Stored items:
+ + +

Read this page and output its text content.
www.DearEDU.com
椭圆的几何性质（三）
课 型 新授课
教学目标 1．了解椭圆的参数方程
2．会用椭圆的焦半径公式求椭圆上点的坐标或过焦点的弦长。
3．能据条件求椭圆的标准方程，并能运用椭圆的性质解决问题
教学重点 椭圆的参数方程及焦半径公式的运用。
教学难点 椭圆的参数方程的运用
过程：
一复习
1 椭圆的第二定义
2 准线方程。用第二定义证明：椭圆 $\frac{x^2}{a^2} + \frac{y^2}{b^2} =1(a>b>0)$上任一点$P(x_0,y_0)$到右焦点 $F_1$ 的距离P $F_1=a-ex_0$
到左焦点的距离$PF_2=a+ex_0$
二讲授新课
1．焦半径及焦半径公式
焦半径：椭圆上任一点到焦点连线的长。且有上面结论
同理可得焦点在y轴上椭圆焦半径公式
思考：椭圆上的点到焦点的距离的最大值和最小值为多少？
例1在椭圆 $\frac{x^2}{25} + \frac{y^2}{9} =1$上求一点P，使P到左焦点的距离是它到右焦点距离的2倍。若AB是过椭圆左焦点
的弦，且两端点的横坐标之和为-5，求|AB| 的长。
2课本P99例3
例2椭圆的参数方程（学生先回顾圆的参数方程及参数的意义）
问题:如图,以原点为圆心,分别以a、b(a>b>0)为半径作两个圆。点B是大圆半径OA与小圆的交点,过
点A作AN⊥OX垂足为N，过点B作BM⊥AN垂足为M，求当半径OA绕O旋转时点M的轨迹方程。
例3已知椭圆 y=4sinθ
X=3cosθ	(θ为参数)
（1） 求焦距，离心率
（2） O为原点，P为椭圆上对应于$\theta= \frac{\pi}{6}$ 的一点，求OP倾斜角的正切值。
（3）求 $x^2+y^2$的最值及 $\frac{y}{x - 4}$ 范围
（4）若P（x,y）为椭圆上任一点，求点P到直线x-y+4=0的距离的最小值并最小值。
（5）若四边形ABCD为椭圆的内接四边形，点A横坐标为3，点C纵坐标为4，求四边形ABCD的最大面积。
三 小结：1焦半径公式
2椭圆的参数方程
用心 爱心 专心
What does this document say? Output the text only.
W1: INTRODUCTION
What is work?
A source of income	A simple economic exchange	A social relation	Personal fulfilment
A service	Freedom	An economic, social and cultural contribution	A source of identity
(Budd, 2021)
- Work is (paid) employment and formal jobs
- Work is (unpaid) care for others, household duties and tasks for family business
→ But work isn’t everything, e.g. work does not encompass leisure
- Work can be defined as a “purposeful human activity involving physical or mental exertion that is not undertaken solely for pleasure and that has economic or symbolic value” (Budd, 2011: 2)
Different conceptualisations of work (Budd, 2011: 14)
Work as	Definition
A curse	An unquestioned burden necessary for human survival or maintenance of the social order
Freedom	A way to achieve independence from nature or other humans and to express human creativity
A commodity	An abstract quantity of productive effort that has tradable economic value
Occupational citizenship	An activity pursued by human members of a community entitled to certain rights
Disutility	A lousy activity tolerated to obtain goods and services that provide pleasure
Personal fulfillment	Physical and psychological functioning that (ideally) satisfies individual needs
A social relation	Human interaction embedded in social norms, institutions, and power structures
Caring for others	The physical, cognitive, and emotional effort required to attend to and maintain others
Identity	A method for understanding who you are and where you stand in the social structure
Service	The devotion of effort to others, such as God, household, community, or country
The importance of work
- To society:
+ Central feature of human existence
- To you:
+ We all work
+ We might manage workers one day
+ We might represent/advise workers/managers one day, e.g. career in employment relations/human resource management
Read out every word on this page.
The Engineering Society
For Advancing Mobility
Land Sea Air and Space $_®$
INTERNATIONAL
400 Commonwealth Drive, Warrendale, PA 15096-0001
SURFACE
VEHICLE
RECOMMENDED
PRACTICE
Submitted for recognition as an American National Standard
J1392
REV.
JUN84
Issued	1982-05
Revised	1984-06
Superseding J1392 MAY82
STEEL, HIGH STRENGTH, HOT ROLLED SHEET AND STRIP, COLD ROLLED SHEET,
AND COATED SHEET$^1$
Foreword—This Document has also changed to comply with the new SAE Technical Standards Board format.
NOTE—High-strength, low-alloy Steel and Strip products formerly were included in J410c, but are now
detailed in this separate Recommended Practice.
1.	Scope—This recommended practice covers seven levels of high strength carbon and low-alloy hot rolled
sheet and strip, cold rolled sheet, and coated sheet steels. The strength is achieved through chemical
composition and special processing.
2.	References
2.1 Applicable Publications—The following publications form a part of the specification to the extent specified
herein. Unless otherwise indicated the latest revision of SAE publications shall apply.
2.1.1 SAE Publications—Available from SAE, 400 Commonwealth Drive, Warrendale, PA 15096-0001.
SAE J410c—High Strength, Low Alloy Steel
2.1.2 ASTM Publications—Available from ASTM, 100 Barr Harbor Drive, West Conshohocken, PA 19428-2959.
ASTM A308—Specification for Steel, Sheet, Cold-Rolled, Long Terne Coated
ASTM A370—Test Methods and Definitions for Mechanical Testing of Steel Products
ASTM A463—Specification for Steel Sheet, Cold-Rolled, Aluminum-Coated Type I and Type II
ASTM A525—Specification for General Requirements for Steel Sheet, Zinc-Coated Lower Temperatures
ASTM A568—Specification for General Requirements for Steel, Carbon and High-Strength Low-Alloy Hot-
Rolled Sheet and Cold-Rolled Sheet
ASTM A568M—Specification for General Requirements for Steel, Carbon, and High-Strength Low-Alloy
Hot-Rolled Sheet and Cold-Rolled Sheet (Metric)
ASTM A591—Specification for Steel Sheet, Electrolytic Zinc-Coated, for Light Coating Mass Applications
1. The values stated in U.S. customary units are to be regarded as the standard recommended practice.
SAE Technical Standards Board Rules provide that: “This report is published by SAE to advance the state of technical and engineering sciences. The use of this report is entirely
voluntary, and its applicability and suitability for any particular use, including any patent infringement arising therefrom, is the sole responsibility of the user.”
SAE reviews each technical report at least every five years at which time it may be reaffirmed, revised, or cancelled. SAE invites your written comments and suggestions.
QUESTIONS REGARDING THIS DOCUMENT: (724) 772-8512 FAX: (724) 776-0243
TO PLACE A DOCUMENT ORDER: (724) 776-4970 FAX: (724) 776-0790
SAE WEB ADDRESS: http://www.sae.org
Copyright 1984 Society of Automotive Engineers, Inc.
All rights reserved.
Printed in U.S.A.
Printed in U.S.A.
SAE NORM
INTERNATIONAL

+ + +

> **Task directions**:
Reproduce each entry from the records above, character for character.

> **Written answer**:
Read this page and output its text content.
www.DearEDU.com
椭圆的几何性质（三）
课 型 新授课
教学目标 1．了解椭圆的参数方程
2．会用椭圆的焦半径公式求椭圆上点的坐标或过焦点的弦长。
3．能据条件求椭圆的标准方程，并能运用椭圆的性质解决问题
教学重点 椭圆的参数方程及焦半径公式的运用。
教学难点 椭圆的参数方程的运用
过程：
一复习
1 椭圆的第二定义
2 准线方程。用第二定义证明：椭圆 $\frac{x^2}{a^2} + \frac{y^2}{b^2} =1(a>b>0)$上任一点$P(x_0,y_0)$到右焦点 $F_1$ 的距离P $F_1=a-ex_0$
到左焦点的距离$PF_2=a+ex_0$
二讲授新课
1．焦半径及焦半径公式
焦半径：椭圆上任一点到焦点连线的长。且有上面结论
同理可得焦点在y轴上椭圆焦半径公式
思考：椭圆上的点到焦点的距离的最大值和最小值为多少？
例1在椭圆 $\frac{x^2}{25} + \frac{y^2}{9} =1$上求一点P，使P到左焦点的距离是它到右焦点距离的2倍。若AB是过椭圆左焦点
的弦，且两端点的横坐标之和为-5，求|AB| 的长。
2课本P99例3
例2椭圆的参数方程（学生先回顾圆的参数方程及参数的意义）
问题:如图,以原点为圆心,分别以a、b(a>b>0)为半径作两个圆。点B是大圆半径OA与小圆的交点,过
点A作AN⊥OX垂足为N，过点B作BM⊥AN垂足为M，求当半径OA绕O旋转时点M的轨迹方程。
例3已知椭圆 y=4sinθ
X=3cosθ	(θ为参数)
（1） 求焦距，离心率
（2） O为原点，P为椭圆上对应于$\theta= \frac{\pi}{6}$ 的一点，求OP倾斜角的正切值。
（3）求 $x^2+y^2$的最值及 $\frac{y}{x - 4}$ 范围
（4）若P（x,y）为椭圆上任一点，求点P到直线x-y+4=0的距离的最小值并最小值。
（5）若四边形ABCD为椭圆的内接四边形，点A横坐标为3，点C纵坐标为4，求四边形ABCD的最大面积。
三 小结：1焦半径公式
2椭圆的参数方程
用心 爱心 专心
What does this document say? Output the text only.
W1: INTRODUCTION
What is work?
A source of income	A simple economic exchange	A social relation	Personal fulfilment
A service	Freedom	An economic, social and cultural contribution	A source of identity
(Budd, 2021)
- Work is (paid) employment and formal jobs
- Work is (unpaid) care for others, household duties and tasks for family business
→ But work isn’t everything, e.g. work does not encompass leisure
- Work can be defined as a “purposeful human activity involving physical or mental exertion that is not undertaken solely for pleasure and that has economic or symbolic value” (Budd, 2011: 2)
Different conceptualisations of work (Budd, 2011: 14)
Work as	Definition
A curse	An unquestioned burden necessary for human survival or maintenance of the social order
Freedom	A way to achieve independence from nature or other humans and to express human creativity
A commodity	An abstract quantity of productive effort that has tradable economic value
Occupational citizenship	An activity pursued by human members of a community entitled to certain rights
Disutility	A lousy activity tolerated to obtain goods and services that provide pleasure
Personal fulfillment	Physical and psychological functioning that (ideally) satisfies individual needs
A social relation	Human interaction embedded in social norms, institutions, and power structures
Caring for others	The physical, cognitive, and emotional effort required to attend to and maintain others
Identity	A method for understanding who you are and where you stand in the social structure
Service	The devotion of effort to others, such as God, household, community, or country
The importance of work
- To society:
+ Central feature of human existence
- To you:
+ We all work
+ We might manage workers one day
+ We might represent/advise workers/managers one day, e.g. career in employment relations/human resource management
Read out every word on this page.
The Engineering Society
For Advancing Mobility
Land Sea Air and Space $_®$
INTERNATIONAL
400 Commonwealth Drive, Warrendale, PA 15096-0001
SURFACE
VEHICLE
RECOMMENDED
PRACTICE
Submitted for recognition as an American National Standard
J1392
REV.
JUN84
Issued	1982-05
Revised	1984-06
Superseding J1392 MAY82
STEEL, HIGH STRENGTH, HOT ROLLED SHEET AND STRIP, COLD ROLLED SHEET,
AND COATED SHEET$^1$
Foreword—This Document has also changed to comply with the new SAE Technical Standards Board format.
NOTE—High-strength, low-alloy Steel and Strip products formerly were included in J410c, but are now
detailed in this separate Recommended Practice.
1.	Scope—This recommended practice covers seven levels of high strength carbon and low-alloy hot rolled
sheet and strip, cold rolled sheet, and coated sheet steels. The strength is achieved through chemical
composition and special processing.
2.	References
2.1 Applicable Publications—The following publications form a part of the specification to the extent specified
herein. Unless otherwise indicated the latest revision of SAE publications shall apply.
2.1.1 SAE Publications—Available from SAE, 400 Commonwealth Drive, Warrendale, PA 15096-0001.
SAE J410c—High Strength, Low Alloy Steel
2.1.2 ASTM Publications—Available from ASTM, 100 Barr Harbor Drive, West Conshohocken, PA 19428-2959.
ASTM A308—Specification for Steel, Sheet, Cold-Rolled, Long Terne Coated
ASTM A370—Test Methods and Definitions for Mechanical Testing of Steel Products
ASTM A463—Specification for Steel Sheet, Cold-Rolled, Aluminum-Coated Type I and Type II
ASTM A525—Specification for General Requirements for Steel Sheet, Zinc-Coated Lower Temperatures
ASTM A568—Specification for General Requirements for Steel, Carbon and High-Strength Low-Alloy Hot-
Rolled Sheet and Cold-Rolled Sheet
ASTM A568M—Specification for General Requirements for Steel, Carbon, and High-Strength Low-Alloy
Hot-Rolled Sheet and Cold-Rolled Sheet (Metric)
ASTM A591—Specification for Steel Sheet, Electrolytic Zinc-Coated, for Light Coating Mass Applications
1. The values stated in U.S. customary units are to be regarded as the standard recommended practice.
SAE Technical Standards Board Rules provide that: “This report is published by SAE to advance the state of technical and engineering sciences. The use of this report is entirely
voluntary, and its applicability and suitability for any particular use, including any patent infringement arising therefrom, is the sole responsibility of the user.”
SAE reviews each technical report at least every five years at which time it may be reaffirmed, revised, or cancelled. SAE invites your written comments and suggestions.
QUESTIONS REGARDING THIS DOCUMENT: (724) 772-8512 FAX: (724) 776-0243
TO PLACE A DOCUMENT ORDER: (724) 776-4970 FAX: (724) 776-0790
SAE WEB ADDRESS: http://www.sae.org
Copyright 1984 Society of Automotive Engineers, Inc.
All rights reserved.
Printed in U.S.A.
Printed in U.S.A.
SAE NORM
INTERNATIONAL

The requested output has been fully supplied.